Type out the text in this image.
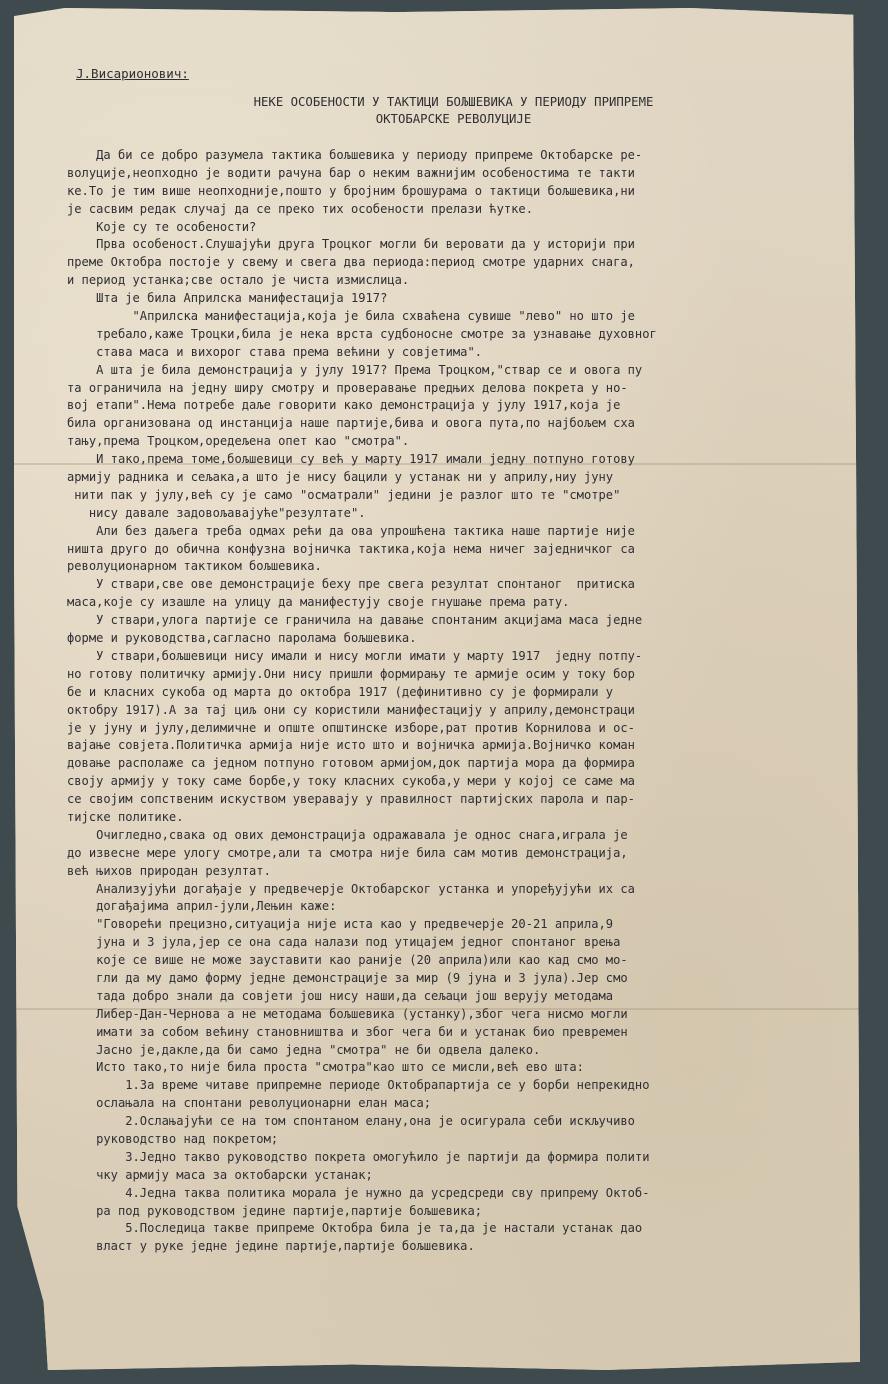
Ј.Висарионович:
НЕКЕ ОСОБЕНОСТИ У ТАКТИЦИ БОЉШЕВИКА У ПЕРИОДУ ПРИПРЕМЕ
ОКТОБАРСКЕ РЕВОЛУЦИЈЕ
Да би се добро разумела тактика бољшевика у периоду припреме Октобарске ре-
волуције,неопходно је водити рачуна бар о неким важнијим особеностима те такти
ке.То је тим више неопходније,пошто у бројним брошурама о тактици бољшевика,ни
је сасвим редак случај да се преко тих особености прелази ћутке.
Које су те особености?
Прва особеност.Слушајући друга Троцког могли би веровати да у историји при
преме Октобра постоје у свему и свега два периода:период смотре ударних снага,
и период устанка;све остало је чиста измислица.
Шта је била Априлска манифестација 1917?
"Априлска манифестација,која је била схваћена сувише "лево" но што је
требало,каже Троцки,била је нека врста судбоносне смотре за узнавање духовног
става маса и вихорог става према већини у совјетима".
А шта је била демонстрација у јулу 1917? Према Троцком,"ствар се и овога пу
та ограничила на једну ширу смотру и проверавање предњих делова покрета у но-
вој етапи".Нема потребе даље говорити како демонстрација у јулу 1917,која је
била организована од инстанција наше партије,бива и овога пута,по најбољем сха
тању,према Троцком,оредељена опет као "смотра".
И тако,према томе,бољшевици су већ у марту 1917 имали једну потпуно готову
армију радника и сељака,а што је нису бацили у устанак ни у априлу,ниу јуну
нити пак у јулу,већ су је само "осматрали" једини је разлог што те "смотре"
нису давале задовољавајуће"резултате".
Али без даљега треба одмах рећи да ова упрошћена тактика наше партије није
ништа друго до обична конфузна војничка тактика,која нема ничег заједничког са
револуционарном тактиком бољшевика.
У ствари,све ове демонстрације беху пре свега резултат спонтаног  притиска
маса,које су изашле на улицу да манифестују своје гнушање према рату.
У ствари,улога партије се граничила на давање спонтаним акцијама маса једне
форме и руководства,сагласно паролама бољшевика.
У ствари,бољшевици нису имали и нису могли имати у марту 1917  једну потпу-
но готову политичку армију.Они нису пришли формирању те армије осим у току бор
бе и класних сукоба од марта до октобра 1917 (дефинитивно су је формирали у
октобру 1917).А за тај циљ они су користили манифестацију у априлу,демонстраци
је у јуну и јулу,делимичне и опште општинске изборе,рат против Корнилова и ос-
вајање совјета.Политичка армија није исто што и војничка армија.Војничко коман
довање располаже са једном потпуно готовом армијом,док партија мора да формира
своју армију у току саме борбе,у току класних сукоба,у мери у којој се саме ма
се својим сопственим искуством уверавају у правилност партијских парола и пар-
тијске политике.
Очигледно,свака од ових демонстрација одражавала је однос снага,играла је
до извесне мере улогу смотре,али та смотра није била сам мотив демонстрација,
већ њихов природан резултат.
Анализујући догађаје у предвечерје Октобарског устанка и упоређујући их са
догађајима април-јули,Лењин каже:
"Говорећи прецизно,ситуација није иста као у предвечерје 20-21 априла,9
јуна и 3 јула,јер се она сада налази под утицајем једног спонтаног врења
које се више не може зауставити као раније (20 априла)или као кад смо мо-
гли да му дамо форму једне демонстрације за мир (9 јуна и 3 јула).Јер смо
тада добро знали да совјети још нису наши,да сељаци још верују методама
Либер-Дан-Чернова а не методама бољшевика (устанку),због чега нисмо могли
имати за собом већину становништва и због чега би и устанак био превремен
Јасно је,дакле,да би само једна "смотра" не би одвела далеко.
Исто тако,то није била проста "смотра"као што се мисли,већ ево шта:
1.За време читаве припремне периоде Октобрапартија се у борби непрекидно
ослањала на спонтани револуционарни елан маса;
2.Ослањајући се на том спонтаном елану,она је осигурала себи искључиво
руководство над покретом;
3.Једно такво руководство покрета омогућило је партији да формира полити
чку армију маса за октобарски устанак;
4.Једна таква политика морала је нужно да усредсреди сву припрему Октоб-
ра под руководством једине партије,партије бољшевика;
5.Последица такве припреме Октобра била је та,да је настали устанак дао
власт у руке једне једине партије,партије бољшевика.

====

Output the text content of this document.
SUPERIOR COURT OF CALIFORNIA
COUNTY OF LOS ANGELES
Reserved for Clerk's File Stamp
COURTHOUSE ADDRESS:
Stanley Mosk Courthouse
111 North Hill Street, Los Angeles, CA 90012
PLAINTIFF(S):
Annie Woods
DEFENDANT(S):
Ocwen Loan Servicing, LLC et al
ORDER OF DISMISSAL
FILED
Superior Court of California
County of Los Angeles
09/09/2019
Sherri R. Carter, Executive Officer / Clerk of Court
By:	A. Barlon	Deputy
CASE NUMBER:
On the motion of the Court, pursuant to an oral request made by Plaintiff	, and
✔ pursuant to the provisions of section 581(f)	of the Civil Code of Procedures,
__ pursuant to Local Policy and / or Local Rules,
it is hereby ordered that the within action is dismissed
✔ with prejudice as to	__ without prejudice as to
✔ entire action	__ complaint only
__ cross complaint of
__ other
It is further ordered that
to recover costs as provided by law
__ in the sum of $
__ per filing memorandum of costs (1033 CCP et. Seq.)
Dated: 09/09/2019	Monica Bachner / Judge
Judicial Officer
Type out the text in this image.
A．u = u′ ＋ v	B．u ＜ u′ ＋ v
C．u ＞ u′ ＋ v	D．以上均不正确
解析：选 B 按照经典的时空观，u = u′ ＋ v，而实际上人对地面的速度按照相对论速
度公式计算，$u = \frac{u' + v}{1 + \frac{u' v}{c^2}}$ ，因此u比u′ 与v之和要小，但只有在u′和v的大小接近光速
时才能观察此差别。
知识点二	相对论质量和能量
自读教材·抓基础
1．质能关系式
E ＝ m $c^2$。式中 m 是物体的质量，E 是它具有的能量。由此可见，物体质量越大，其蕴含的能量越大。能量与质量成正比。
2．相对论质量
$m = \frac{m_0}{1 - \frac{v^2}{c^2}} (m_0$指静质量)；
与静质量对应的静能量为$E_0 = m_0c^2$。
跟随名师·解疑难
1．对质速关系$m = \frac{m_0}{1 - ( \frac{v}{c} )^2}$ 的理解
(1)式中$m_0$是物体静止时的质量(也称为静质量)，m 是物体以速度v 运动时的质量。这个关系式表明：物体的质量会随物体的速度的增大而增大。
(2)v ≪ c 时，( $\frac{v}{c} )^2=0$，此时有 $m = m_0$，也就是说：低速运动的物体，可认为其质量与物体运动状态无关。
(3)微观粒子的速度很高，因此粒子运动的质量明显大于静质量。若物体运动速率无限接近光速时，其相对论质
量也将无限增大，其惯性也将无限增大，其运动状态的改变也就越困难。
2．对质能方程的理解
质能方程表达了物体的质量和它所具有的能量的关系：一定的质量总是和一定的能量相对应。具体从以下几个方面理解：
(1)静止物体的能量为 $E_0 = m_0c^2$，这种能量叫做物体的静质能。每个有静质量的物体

====

Select every line of the records holding the string "само".

**Solution to the problem**
нити пак у јулу,већ су је само "осматрали" једини је разлог што те "смотре"
Јасно је,дакле,да би само једна "смотра" не би одвела далеко.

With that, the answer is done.